Data listing:
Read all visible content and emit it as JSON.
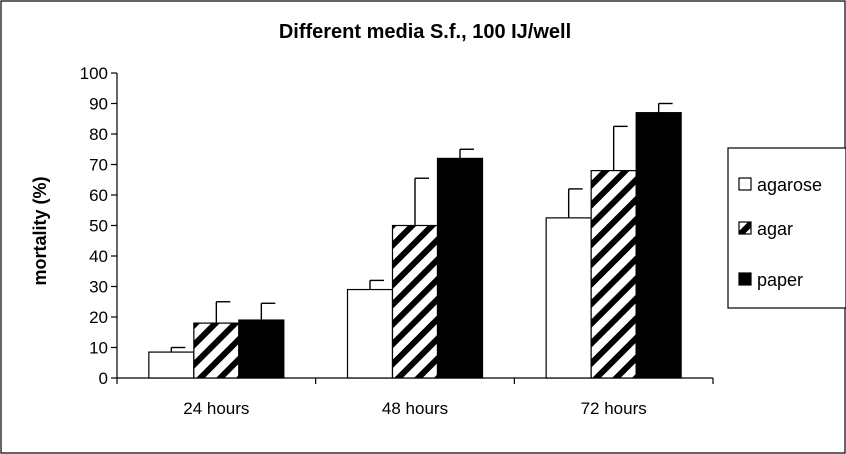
{
  "chart_data": {
    "type": "bar",
    "title": "Different media S.f., 100 IJ/well",
    "xlabel": "",
    "ylabel": "mortality (%)",
    "ylim": [
      0,
      100
    ],
    "yticks": [
      "0",
      "10",
      "20",
      "30",
      "40",
      "50",
      "60",
      "70",
      "80",
      "90",
      "100"
    ],
    "categories": [
      "24 hours",
      "48 hours",
      "72 hours"
    ],
    "series": [
      {
        "name": "agarose",
        "fill": "white",
        "values": [
          8.5,
          29,
          52.5
        ],
        "errors": [
          1.5,
          3,
          9.5
        ]
      },
      {
        "name": "agar",
        "fill": "hatch",
        "values": [
          18,
          50,
          68
        ],
        "errors": [
          7,
          15.5,
          14.5
        ]
      },
      {
        "name": "paper",
        "fill": "black",
        "values": [
          19,
          72,
          87
        ],
        "errors": [
          5.5,
          3,
          3
        ]
      }
    ],
    "legend_position": "right",
    "grid": false
  }
}
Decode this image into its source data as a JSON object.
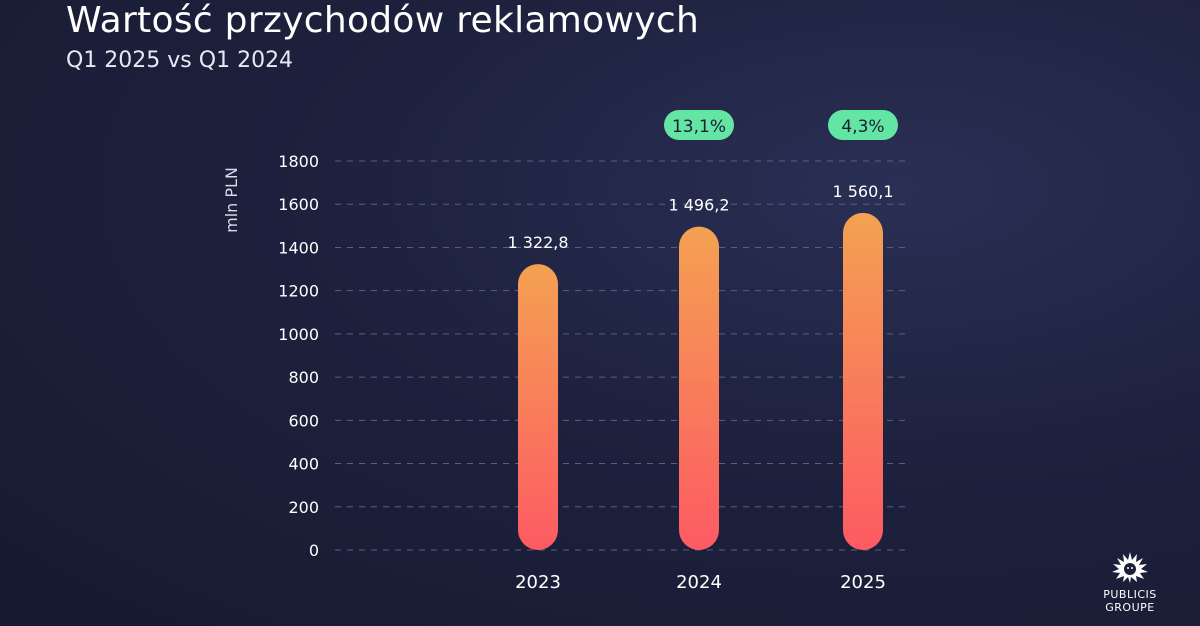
{
  "header": {
    "title": "Wartość przychodów reklamowych",
    "subtitle": "Q1 2025 vs Q1 2024"
  },
  "chart_data": {
    "type": "bar",
    "categories": [
      "2023",
      "2024",
      "2025"
    ],
    "values": [
      1322.8,
      1496.2,
      1560.1
    ],
    "value_labels": [
      "1 322,8",
      "1 496,2",
      "1 560,1"
    ],
    "growth_badges": [
      "",
      "13,1%",
      "4,3%"
    ],
    "ylabel": "mln PLN",
    "ylim": [
      0,
      1800
    ],
    "yticks": [
      "0",
      "200",
      "400",
      "600",
      "800",
      "1000",
      "1200",
      "1400",
      "1600",
      "1800"
    ],
    "grid": true,
    "colors": {
      "bar_top": "#f4a152",
      "bar_bottom": "#fd5a63",
      "badge": "#63e5a4",
      "grid": "#5a5f80"
    }
  },
  "logo": {
    "line1": "PUBLICIS",
    "line2": "GROUPE",
    "icon": "lion-head-icon"
  }
}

Task objective:
Using the material above, return every line exactly as it appears, minus the pictures.

Exercise output:
Read all visible content and emit it as JSON.
{
  "chart_data": {
    "type": "bar",
    "title": "Different media S.f., 100 IJ/well",
    "xlabel": "",
    "ylabel": "mortality (%)",
    "ylim": [
      0,
      100
    ],
    "yticks": [
      "0",
      "10",
      "20",
      "30",
      "40",
      "50",
      "60",
      "70",
      "80",
      "90",
      "100"
    ],
    "categories": [
      "24 hours",
      "48 hours",
      "72 hours"
    ],
    "series": [
      {
        "name": "agarose",
        "fill": "white",
        "values": [
          8.5,
          29,
          52.5
        ],
        "errors": [
          1.5,
          3,
          9.5
        ]
      },
      {
        "name": "agar",
        "fill": "hatch",
        "values": [
          18,
          50,
          68
        ],
        "errors": [
          7,
          15.5,
          14.5
        ]
      },
      {
        "name": "paper",
        "fill": "black",
        "values": [
          19,
          72,
          87
        ],
        "errors": [
          5.5,
          3,
          3
        ]
      }
    ],
    "legend_position": "right",
    "grid": false
  }
}
Decode this image into its source data as a JSON object.
{
  "header": {
    "title": "Wartość przychodów reklamowych",
    "subtitle": "Q1 2025 vs Q1 2024"
  },
  "chart_data": {
    "type": "bar",
    "categories": [
      "2023",
      "2024",
      "2025"
    ],
    "values": [
      1322.8,
      1496.2,
      1560.1
    ],
    "value_labels": [
      "1 322,8",
      "1 496,2",
      "1 560,1"
    ],
    "growth_badges": [
      "",
      "13,1%",
      "4,3%"
    ],
    "ylabel": "mln PLN",
    "ylim": [
      0,
      1800
    ],
    "yticks": [
      "0",
      "200",
      "400",
      "600",
      "800",
      "1000",
      "1200",
      "1400",
      "1600",
      "1800"
    ],
    "grid": true,
    "colors": {
      "bar_top": "#f4a152",
      "bar_bottom": "#fd5a63",
      "badge": "#63e5a4",
      "grid": "#5a5f80"
    }
  },
  "logo": {
    "line1": "PUBLICIS",
    "line2": "GROUPE",
    "icon": "lion-head-icon"
  }
}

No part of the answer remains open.